### [Written request]
Every record below should be written out exactly; pictures stay out.

·····

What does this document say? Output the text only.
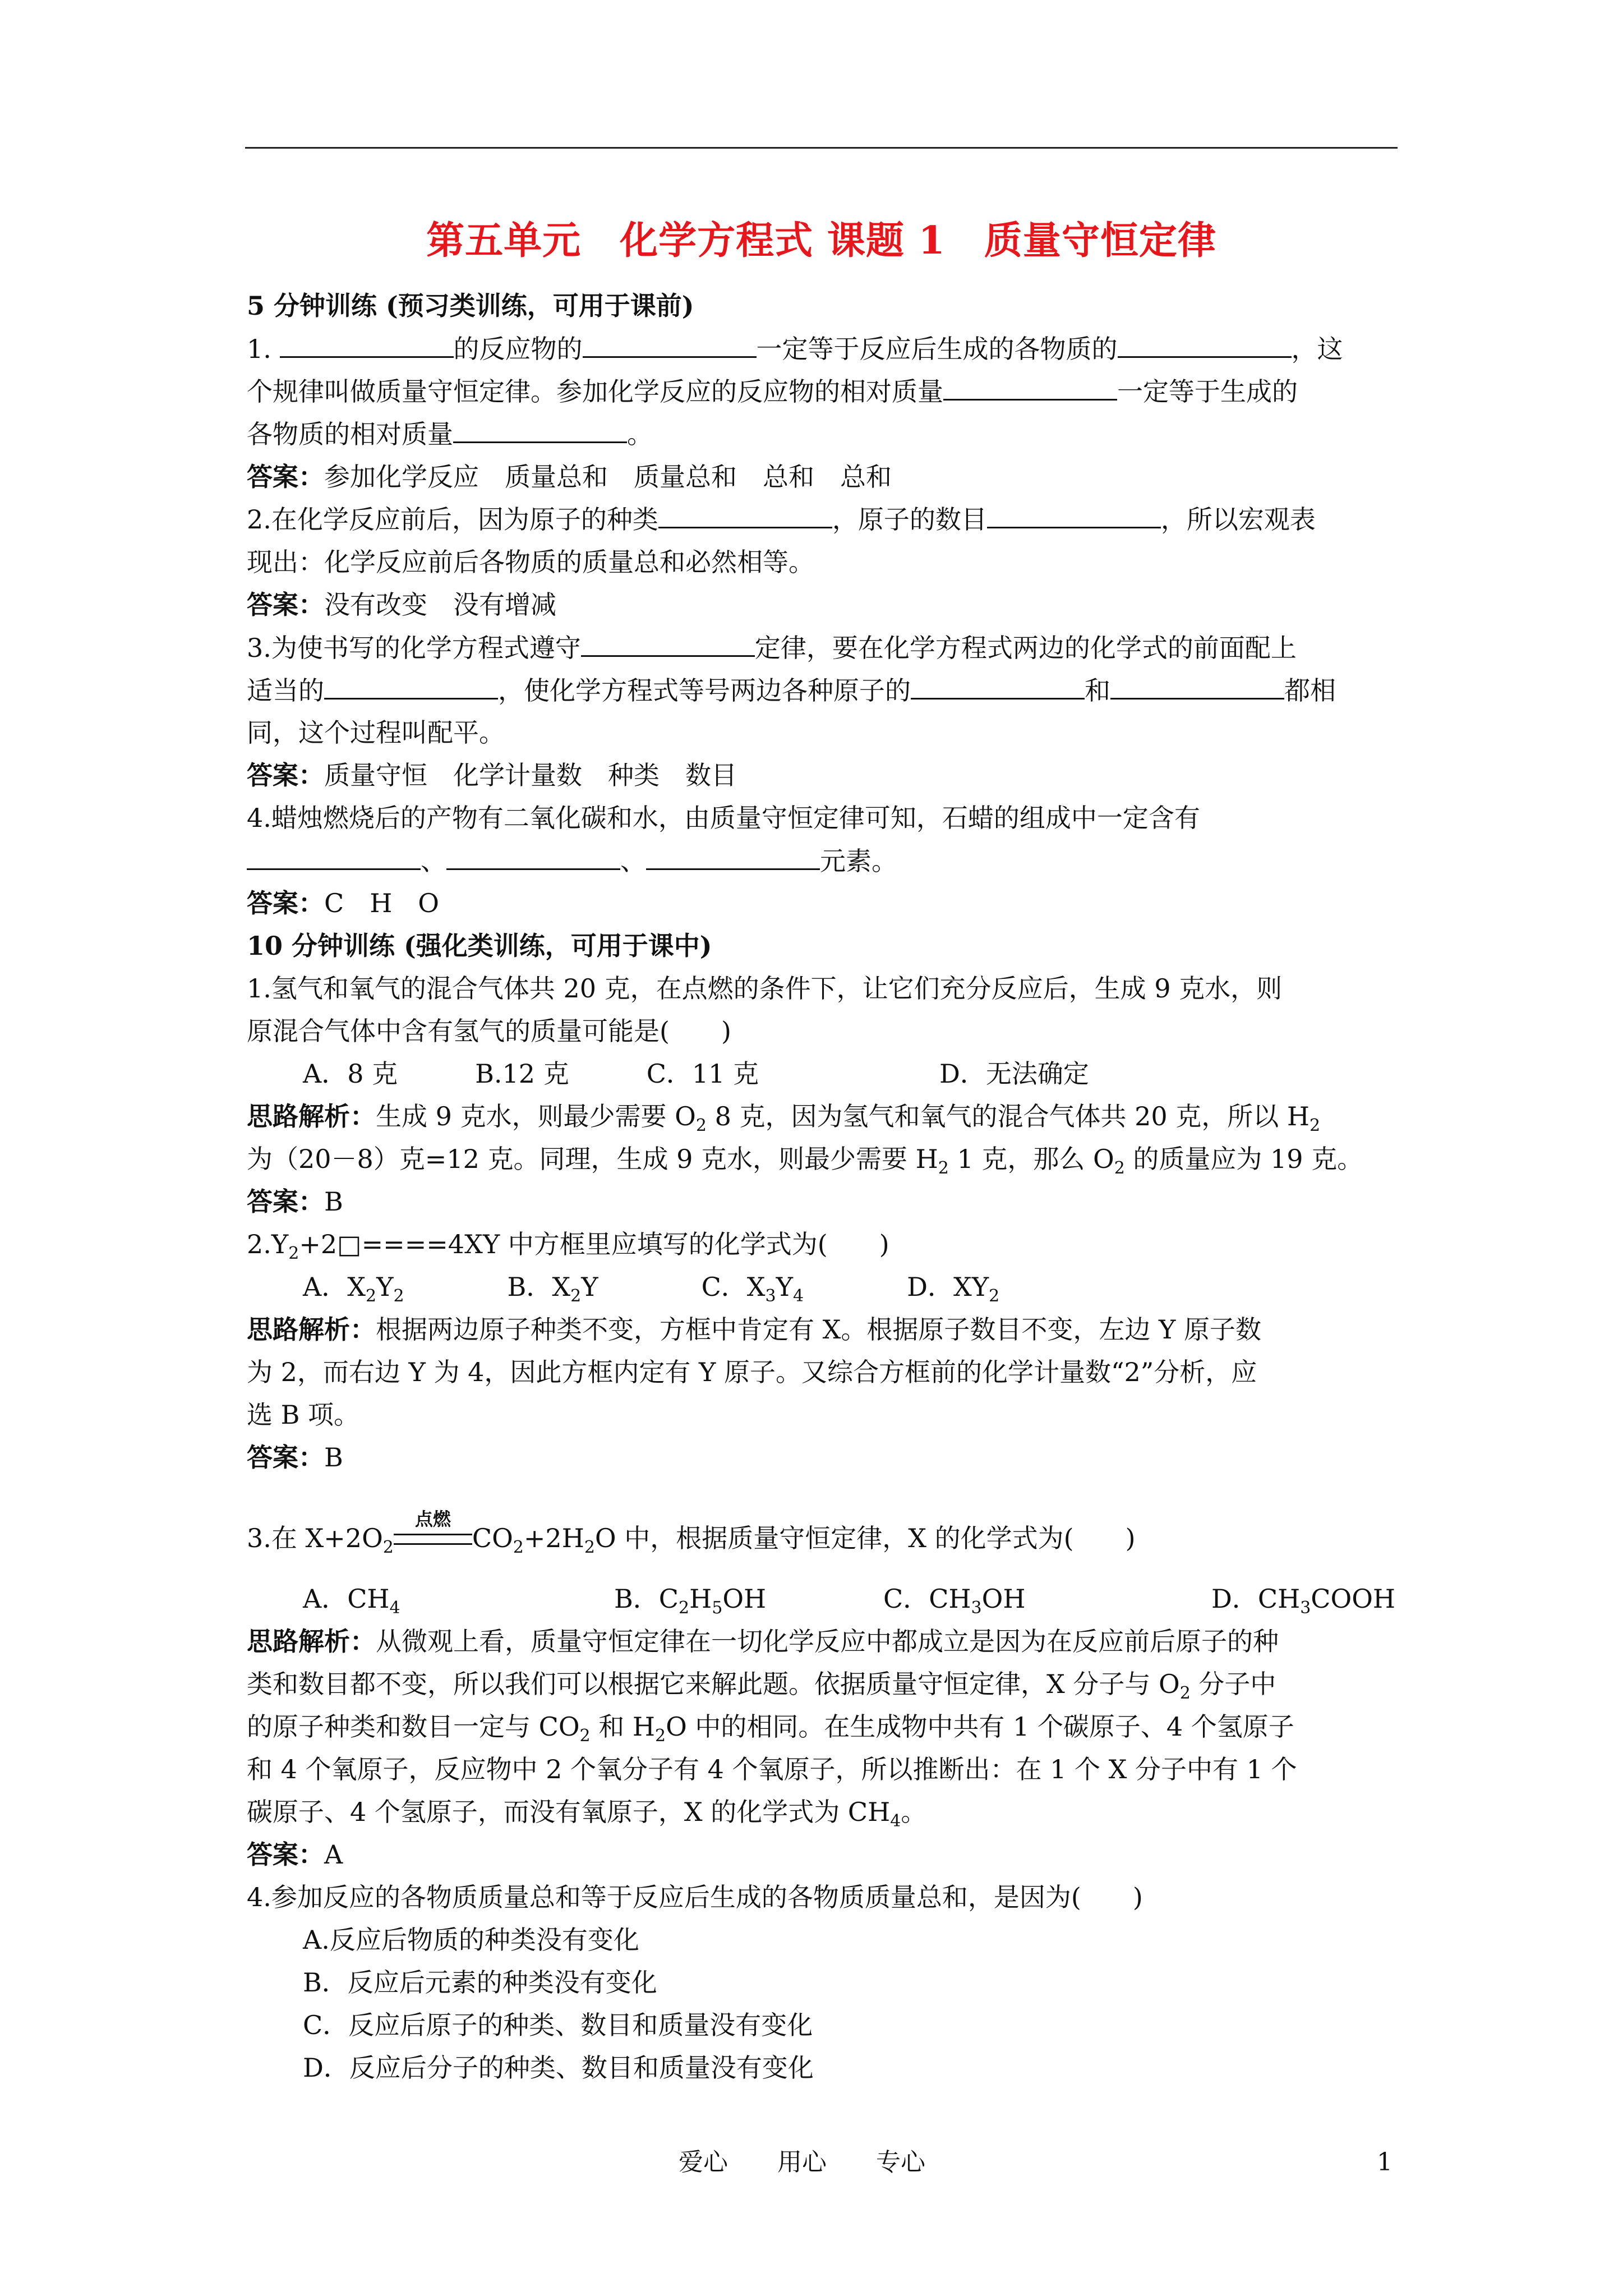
第五单元　化学方程式 课题 1　质量守恒定律
5 分钟训练 (预习类训练，可用于课前)
1.	的反应物的	一定等于反应后生成的各物质的	，这
个规律叫做质量守恒定律。参加化学反应的反应物的相对质量	一定等于生成的
各物质的相对质量	。
答案：参加化学反应　质量总和　质量总和　总和　总和
2.在化学反应前后，因为原子的种类	，原子的数目	，所以宏观表
现出：化学反应前后各物质的质量总和必然相等。
答案：没有改变　没有增减
3.为使书写的化学方程式遵守	定律，要在化学方程式两边的化学式的前面配上
适当的	，使化学方程式等号两边各种原子的	和	都相
同，这个过程叫配平。
答案：质量守恒　化学计量数　种类　数目
4.蜡烛燃烧后的产物有二氧化碳和水，由质量守恒定律可知，石蜡的组成中一定含有
、	、	元素。
答案：C　H　O
10 分钟训练 (强化类训练，可用于课中)
1.氢气和氧气的混合气体共 20 克，在点燃的条件下，让它们充分反应后，生成 9 克水，则
原混合气体中含有氢气的质量可能是(　　)
A．8 克　　　B.12 克　　　C．11 克　　　　　　　D．无法确定
思路解析：生成 9 克水，则最少需要 $O_2$ 8 克，因为氢气和氧气的混合气体共 20 克，所以 $H_2$
为（20－8）克=12 克。同理，生成 9 克水，则最少需要 $H_2$ 1 克，那么 $O_2$ 的质量应为 19 克。
答案：B
$2.Y_2+2□====4XY$ 中方框里应填写的化学式为(　　)
A．$X_2Y_2$　　　　	B．$X_2Y$　　　　	C．$X_3Y_4$　　　　	D．$XY_2$
思路解析：根据两边原子种类不变，方框中肯定有 X。根据原子数目不变，左边 Y 原子数
为 2，而右边 Y 为 4，因此方框内定有 Y 原子。又综合方框前的化学计量数“2”分析，应
选 B 项。
答案：B
3.在 $X+2O_2$
点燃
$CO_2+2H_2O$ 中，根据质量守恒定律，X 的化学式为(　　)
A．$CH_4$	B．$C_2H_5OH$	C．$CH_3OH$	D．$CH_3COOH$
思路解析：从微观上看，质量守恒定律在一切化学反应中都成立是因为在反应前后原子的种
类和数目都不变，所以我们可以根据它来解此题。依据质量守恒定律，X 分子与 $O_2$ 分子中
的原子种类和数目一定与 $CO_2$ 和 $H_2O$ 中的相同。在生成物中共有 1 个碳原子、4 个氢原子
和 4 个氧原子，反应物中 2 个氧分子有 4 个氧原子，所以推断出：在 1 个 X 分子中有 1 个
碳原子、4 个氢原子，而没有氧原子，X 的化学式为 $CH_4$。
答案：A
4.参加反应的各物质质量总和等于反应后生成的各物质质量总和，是因为(　　)
A.反应后物质的种类没有变化
B．反应后元素的种类没有变化
C．反应后原子的种类、数目和质量没有变化
D．反应后分子的种类、数目和质量没有变化
爱心　　用心　　专心	1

·····

### [Correct output]
What does this document say? Output the text only.
第五单元　化学方程式 课题 1　质量守恒定律
5 分钟训练 (预习类训练，可用于课前)
1.	的反应物的	一定等于反应后生成的各物质的	，这
个规律叫做质量守恒定律。参加化学反应的反应物的相对质量	一定等于生成的
各物质的相对质量	。
答案：参加化学反应　质量总和　质量总和　总和　总和
2.在化学反应前后，因为原子的种类	，原子的数目	，所以宏观表
现出：化学反应前后各物质的质量总和必然相等。
答案：没有改变　没有增减
3.为使书写的化学方程式遵守	定律，要在化学方程式两边的化学式的前面配上
适当的	，使化学方程式等号两边各种原子的	和	都相
同，这个过程叫配平。
答案：质量守恒　化学计量数　种类　数目
4.蜡烛燃烧后的产物有二氧化碳和水，由质量守恒定律可知，石蜡的组成中一定含有
、	、	元素。
答案：C　H　O
10 分钟训练 (强化类训练，可用于课中)
1.氢气和氧气的混合气体共 20 克，在点燃的条件下，让它们充分反应后，生成 9 克水，则
原混合气体中含有氢气的质量可能是(　　)
A．8 克　　　B.12 克　　　C．11 克　　　　　　　D．无法确定
思路解析：生成 9 克水，则最少需要 $O_2$ 8 克，因为氢气和氧气的混合气体共 20 克，所以 $H_2$
为（20－8）克=12 克。同理，生成 9 克水，则最少需要 $H_2$ 1 克，那么 $O_2$ 的质量应为 19 克。
答案：B
$2.Y_2+2□====4XY$ 中方框里应填写的化学式为(　　)
A．$X_2Y_2$　　　　	B．$X_2Y$　　　　	C．$X_3Y_4$　　　　	D．$XY_2$
思路解析：根据两边原子种类不变，方框中肯定有 X。根据原子数目不变，左边 Y 原子数
为 2，而右边 Y 为 4，因此方框内定有 Y 原子。又综合方框前的化学计量数“2”分析，应
选 B 项。
答案：B
3.在 $X+2O_2$
点燃
$CO_2+2H_2O$ 中，根据质量守恒定律，X 的化学式为(　　)
A．$CH_4$	B．$C_2H_5OH$	C．$CH_3OH$	D．$CH_3COOH$
思路解析：从微观上看，质量守恒定律在一切化学反应中都成立是因为在反应前后原子的种
类和数目都不变，所以我们可以根据它来解此题。依据质量守恒定律，X 分子与 $O_2$ 分子中
的原子种类和数目一定与 $CO_2$ 和 $H_2O$ 中的相同。在生成物中共有 1 个碳原子、4 个氢原子
和 4 个氧原子，反应物中 2 个氧分子有 4 个氧原子，所以推断出：在 1 个 X 分子中有 1 个
碳原子、4 个氢原子，而没有氧原子，X 的化学式为 $CH_4$。
答案：A
4.参加反应的各物质质量总和等于反应后生成的各物质质量总和，是因为(　　)
A.反应后物质的种类没有变化
B．反应后元素的种类没有变化
C．反应后原子的种类、数目和质量没有变化
D．反应后分子的种类、数目和质量没有变化
爱心　　用心　　专心	1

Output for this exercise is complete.